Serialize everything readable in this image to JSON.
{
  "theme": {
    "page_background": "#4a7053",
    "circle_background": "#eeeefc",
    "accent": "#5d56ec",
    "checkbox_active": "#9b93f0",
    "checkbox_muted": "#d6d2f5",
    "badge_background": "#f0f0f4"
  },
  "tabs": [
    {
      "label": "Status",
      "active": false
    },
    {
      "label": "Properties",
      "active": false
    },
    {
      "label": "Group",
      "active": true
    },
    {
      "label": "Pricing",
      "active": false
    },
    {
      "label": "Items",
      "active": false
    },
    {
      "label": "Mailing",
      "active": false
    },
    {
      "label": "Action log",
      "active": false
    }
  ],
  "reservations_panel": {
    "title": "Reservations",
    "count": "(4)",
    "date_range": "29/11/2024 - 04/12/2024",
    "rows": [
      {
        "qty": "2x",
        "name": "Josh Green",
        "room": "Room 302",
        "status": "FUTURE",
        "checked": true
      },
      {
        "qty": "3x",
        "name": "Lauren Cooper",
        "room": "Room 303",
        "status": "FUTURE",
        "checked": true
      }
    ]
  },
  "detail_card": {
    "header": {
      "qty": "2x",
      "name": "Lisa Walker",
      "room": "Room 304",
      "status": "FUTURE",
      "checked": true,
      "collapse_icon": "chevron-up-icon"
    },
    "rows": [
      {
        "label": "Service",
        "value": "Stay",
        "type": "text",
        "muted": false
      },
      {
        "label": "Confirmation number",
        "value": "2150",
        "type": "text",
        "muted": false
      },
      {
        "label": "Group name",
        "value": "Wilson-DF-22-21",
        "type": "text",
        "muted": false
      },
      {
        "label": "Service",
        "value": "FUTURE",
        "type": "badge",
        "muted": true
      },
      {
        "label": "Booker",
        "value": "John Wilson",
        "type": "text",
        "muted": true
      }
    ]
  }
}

* _Set exercise_
Scan the records above for the string "room", then report every line that contains it.

* _Final result_
        "room": "Room 302",
        "room": "Room 303",
      "room": "Room 304",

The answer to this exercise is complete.